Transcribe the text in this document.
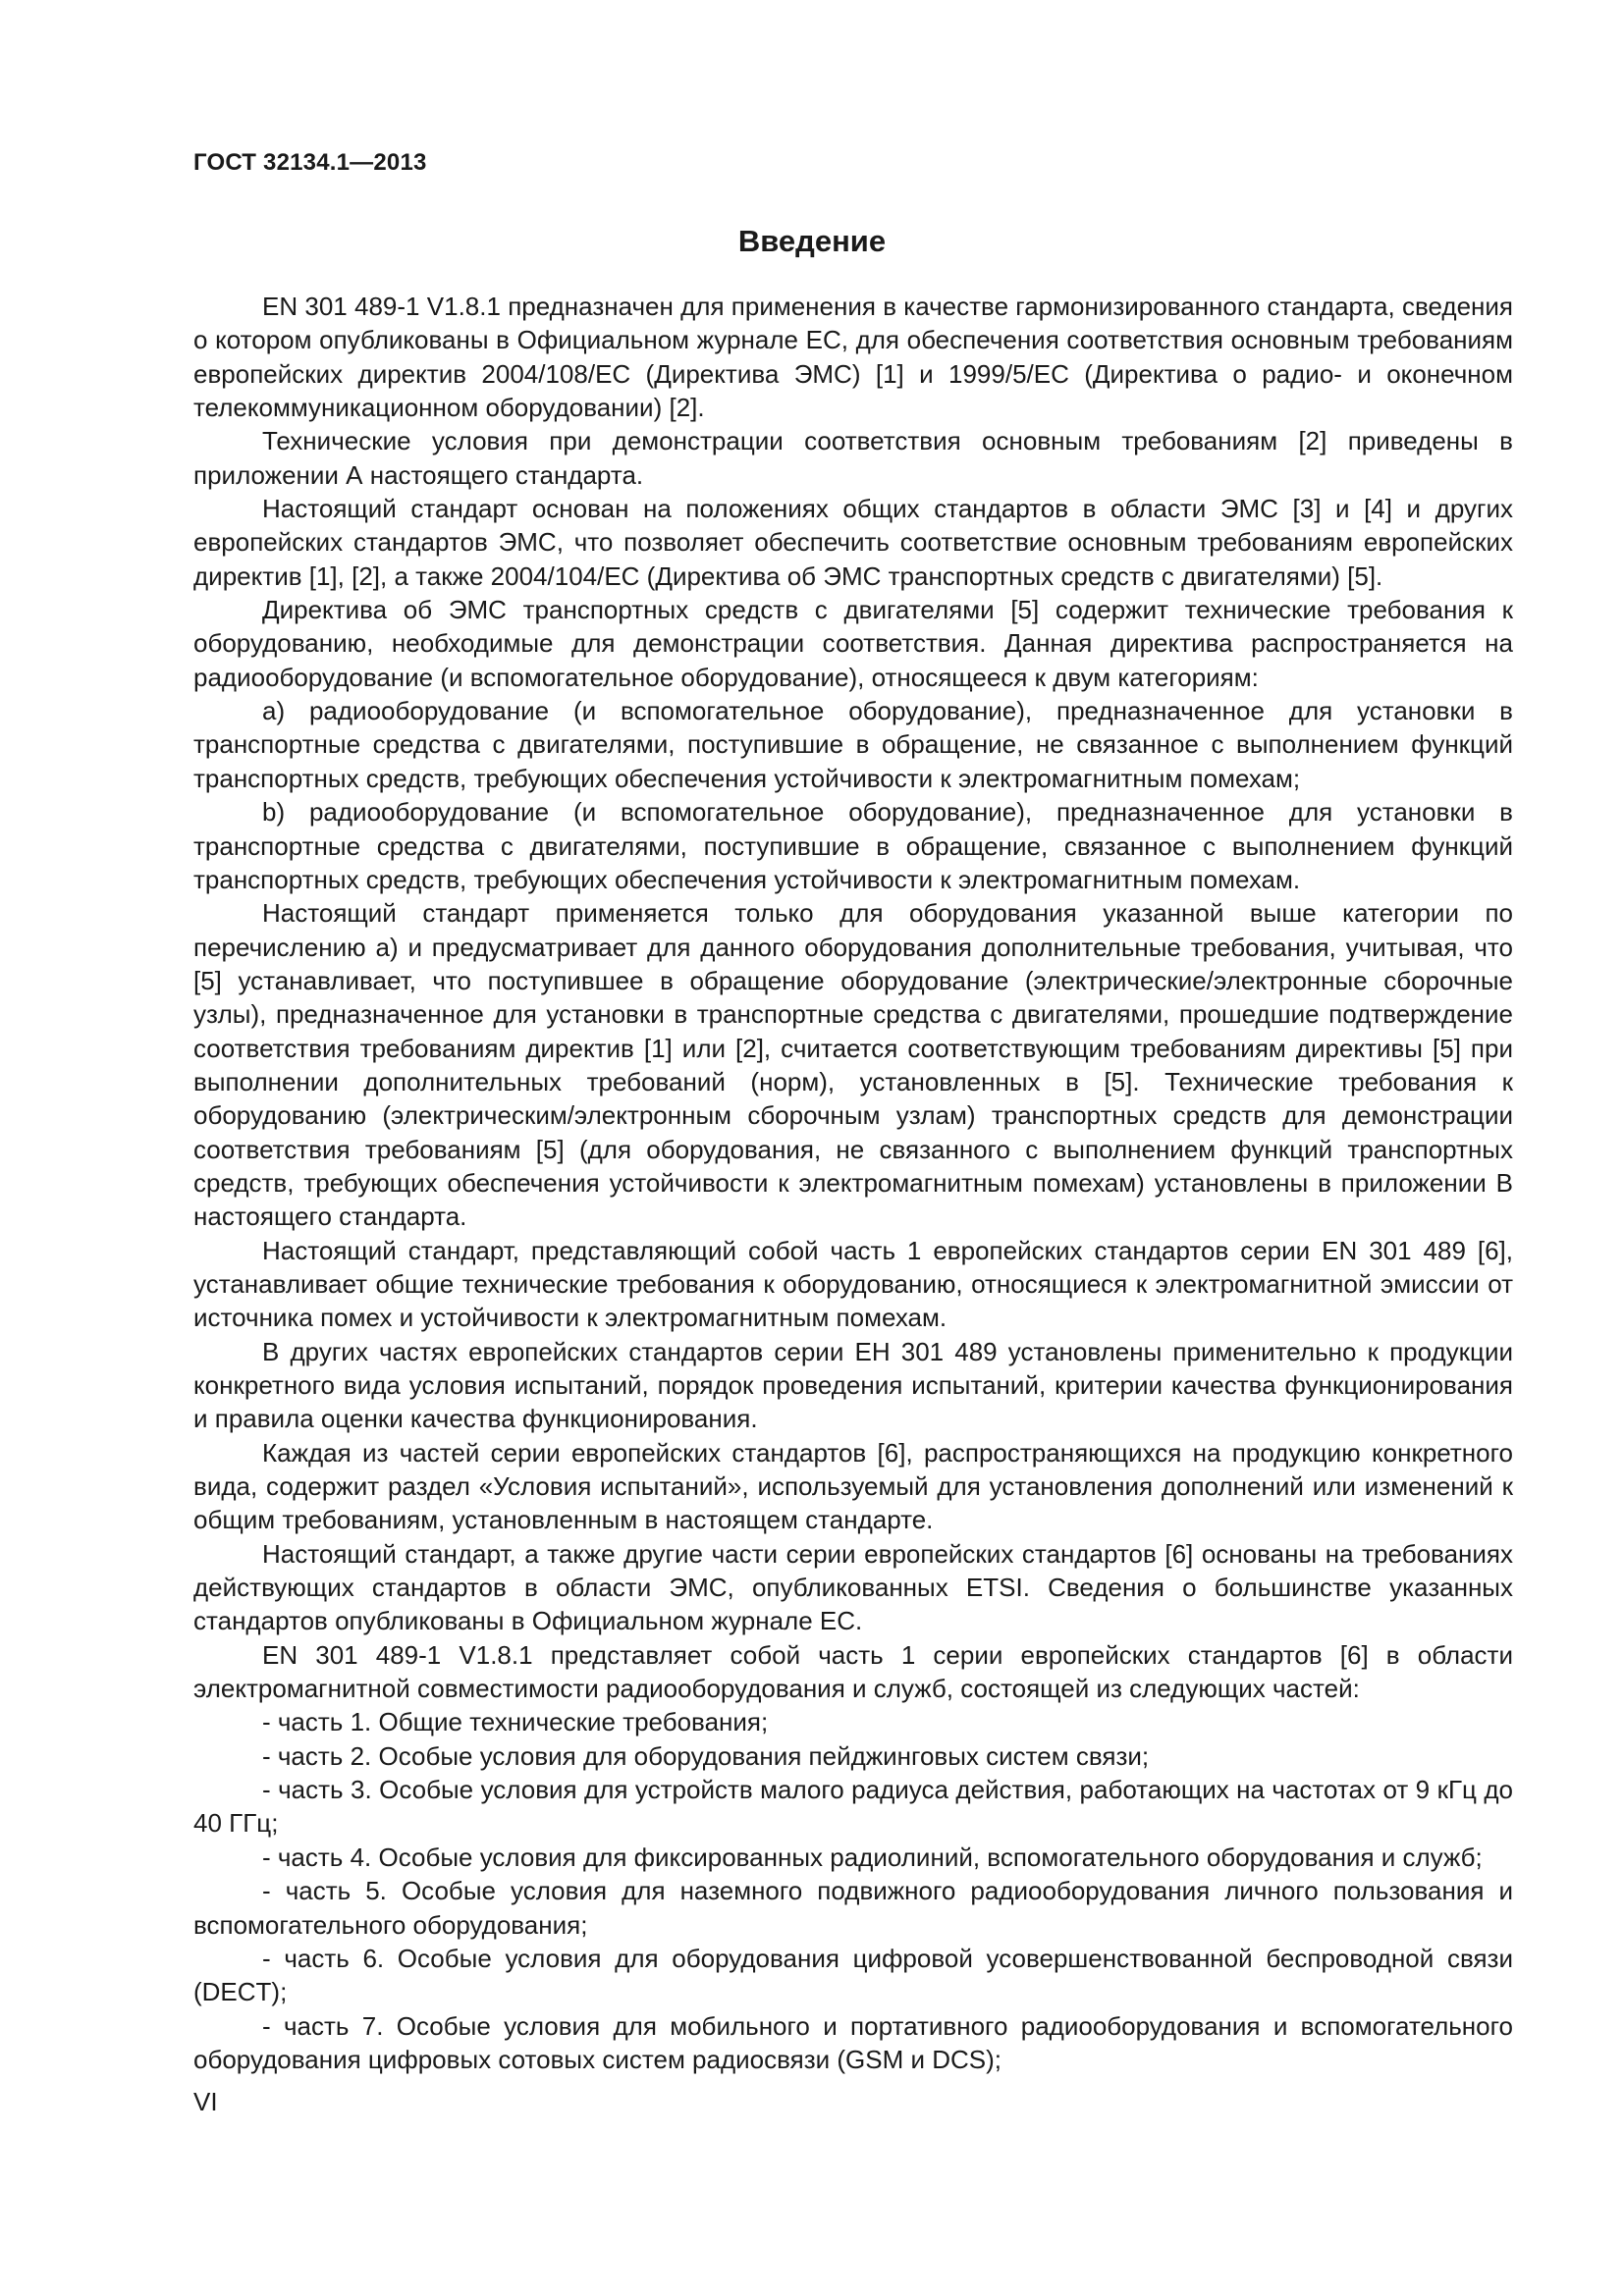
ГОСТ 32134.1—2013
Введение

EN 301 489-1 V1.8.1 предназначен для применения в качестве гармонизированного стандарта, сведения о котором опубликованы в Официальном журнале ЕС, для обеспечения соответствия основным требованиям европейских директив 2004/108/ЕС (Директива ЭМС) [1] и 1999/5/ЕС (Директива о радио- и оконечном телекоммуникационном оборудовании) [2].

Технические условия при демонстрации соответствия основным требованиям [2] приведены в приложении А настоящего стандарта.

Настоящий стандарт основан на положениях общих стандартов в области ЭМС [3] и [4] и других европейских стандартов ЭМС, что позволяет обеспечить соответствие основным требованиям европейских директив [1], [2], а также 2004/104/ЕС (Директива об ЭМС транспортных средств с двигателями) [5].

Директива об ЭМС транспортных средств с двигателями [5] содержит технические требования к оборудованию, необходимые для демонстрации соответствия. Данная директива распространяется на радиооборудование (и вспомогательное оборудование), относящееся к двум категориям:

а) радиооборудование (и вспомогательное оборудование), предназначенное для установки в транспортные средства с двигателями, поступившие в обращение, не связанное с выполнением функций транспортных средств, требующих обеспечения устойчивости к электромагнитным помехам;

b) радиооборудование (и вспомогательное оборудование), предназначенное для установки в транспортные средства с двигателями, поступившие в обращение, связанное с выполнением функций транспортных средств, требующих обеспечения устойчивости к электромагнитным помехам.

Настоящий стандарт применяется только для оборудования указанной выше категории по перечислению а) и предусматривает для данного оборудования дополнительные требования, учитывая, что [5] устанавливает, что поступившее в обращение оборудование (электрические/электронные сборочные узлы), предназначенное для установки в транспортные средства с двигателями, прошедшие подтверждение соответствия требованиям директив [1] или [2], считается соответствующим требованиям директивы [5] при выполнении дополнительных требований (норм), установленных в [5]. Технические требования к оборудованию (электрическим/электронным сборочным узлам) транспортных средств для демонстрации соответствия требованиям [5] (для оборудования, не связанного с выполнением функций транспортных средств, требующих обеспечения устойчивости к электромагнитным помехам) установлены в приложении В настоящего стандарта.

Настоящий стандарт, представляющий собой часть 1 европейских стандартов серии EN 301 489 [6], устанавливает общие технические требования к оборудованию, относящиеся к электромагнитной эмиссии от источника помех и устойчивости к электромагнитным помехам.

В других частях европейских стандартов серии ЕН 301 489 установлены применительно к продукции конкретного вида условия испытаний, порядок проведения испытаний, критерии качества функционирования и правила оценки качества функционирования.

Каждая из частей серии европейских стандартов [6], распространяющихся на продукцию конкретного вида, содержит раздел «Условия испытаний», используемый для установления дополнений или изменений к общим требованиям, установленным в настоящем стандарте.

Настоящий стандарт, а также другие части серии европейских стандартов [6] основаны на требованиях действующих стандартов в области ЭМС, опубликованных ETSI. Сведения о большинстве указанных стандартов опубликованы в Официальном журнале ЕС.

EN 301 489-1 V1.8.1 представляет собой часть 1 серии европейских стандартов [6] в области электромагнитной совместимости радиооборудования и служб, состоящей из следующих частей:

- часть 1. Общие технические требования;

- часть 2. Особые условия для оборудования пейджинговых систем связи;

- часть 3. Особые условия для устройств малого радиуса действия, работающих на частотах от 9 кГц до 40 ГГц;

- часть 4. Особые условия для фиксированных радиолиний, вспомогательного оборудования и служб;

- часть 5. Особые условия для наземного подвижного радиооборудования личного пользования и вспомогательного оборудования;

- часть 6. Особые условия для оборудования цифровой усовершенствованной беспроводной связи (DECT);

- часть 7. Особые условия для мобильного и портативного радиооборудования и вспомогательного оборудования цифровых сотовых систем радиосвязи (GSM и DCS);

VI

◇ ◇ ◇ ◇ ◇

**EXERCISE REQUIREMENTS:**
The entries above should be reproduced exactly, without their pictures.

**FINISHED ANSWER:**
Transcribe the text in this document.
ГОСТ 32134.1—2013
Введение

EN 301 489-1 V1.8.1 предназначен для применения в качестве гармонизированного стандарта, сведения о котором опубликованы в Официальном журнале ЕС, для обеспечения соответствия основным требованиям европейских директив 2004/108/ЕС (Директива ЭМС) [1] и 1999/5/ЕС (Директива о радио- и оконечном телекоммуникационном оборудовании) [2].

Технические условия при демонстрации соответствия основным требованиям [2] приведены в приложении А настоящего стандарта.

Настоящий стандарт основан на положениях общих стандартов в области ЭМС [3] и [4] и других европейских стандартов ЭМС, что позволяет обеспечить соответствие основным требованиям европейских директив [1], [2], а также 2004/104/ЕС (Директива об ЭМС транспортных средств с двигателями) [5].

Директива об ЭМС транспортных средств с двигателями [5] содержит технические требования к оборудованию, необходимые для демонстрации соответствия. Данная директива распространяется на радиооборудование (и вспомогательное оборудование), относящееся к двум категориям:

а) радиооборудование (и вспомогательное оборудование), предназначенное для установки в транспортные средства с двигателями, поступившие в обращение, не связанное с выполнением функций транспортных средств, требующих обеспечения устойчивости к электромагнитным помехам;

b) радиооборудование (и вспомогательное оборудование), предназначенное для установки в транспортные средства с двигателями, поступившие в обращение, связанное с выполнением функций транспортных средств, требующих обеспечения устойчивости к электромагнитным помехам.

Настоящий стандарт применяется только для оборудования указанной выше категории по перечислению а) и предусматривает для данного оборудования дополнительные требования, учитывая, что [5] устанавливает, что поступившее в обращение оборудование (электрические/электронные сборочные узлы), предназначенное для установки в транспортные средства с двигателями, прошедшие подтверждение соответствия требованиям директив [1] или [2], считается соответствующим требованиям директивы [5] при выполнении дополнительных требований (норм), установленных в [5]. Технические требования к оборудованию (электрическим/электронным сборочным узлам) транспортных средств для демонстрации соответствия требованиям [5] (для оборудования, не связанного с выполнением функций транспортных средств, требующих обеспечения устойчивости к электромагнитным помехам) установлены в приложении В настоящего стандарта.

Настоящий стандарт, представляющий собой часть 1 европейских стандартов серии EN 301 489 [6], устанавливает общие технические требования к оборудованию, относящиеся к электромагнитной эмиссии от источника помех и устойчивости к электромагнитным помехам.

В других частях европейских стандартов серии ЕН 301 489 установлены применительно к продукции конкретного вида условия испытаний, порядок проведения испытаний, критерии качества функционирования и правила оценки качества функционирования.

Каждая из частей серии европейских стандартов [6], распространяющихся на продукцию конкретного вида, содержит раздел «Условия испытаний», используемый для установления дополнений или изменений к общим требованиям, установленным в настоящем стандарте.

Настоящий стандарт, а также другие части серии европейских стандартов [6] основаны на требованиях действующих стандартов в области ЭМС, опубликованных ETSI. Сведения о большинстве указанных стандартов опубликованы в Официальном журнале ЕС.

EN 301 489-1 V1.8.1 представляет собой часть 1 серии европейских стандартов [6] в области электромагнитной совместимости радиооборудования и служб, состоящей из следующих частей:

- часть 1. Общие технические требования;

- часть 2. Особые условия для оборудования пейджинговых систем связи;

- часть 3. Особые условия для устройств малого радиуса действия, работающих на частотах от 9 кГц до 40 ГГц;

- часть 4. Особые условия для фиксированных радиолиний, вспомогательного оборудования и служб;

- часть 5. Особые условия для наземного подвижного радиооборудования личного пользования и вспомогательного оборудования;

- часть 6. Особые условия для оборудования цифровой усовершенствованной беспроводной связи (DECT);

- часть 7. Особые условия для мобильного и портативного радиооборудования и вспомогательного оборудования цифровых сотовых систем радиосвязи (GSM и DCS);

VI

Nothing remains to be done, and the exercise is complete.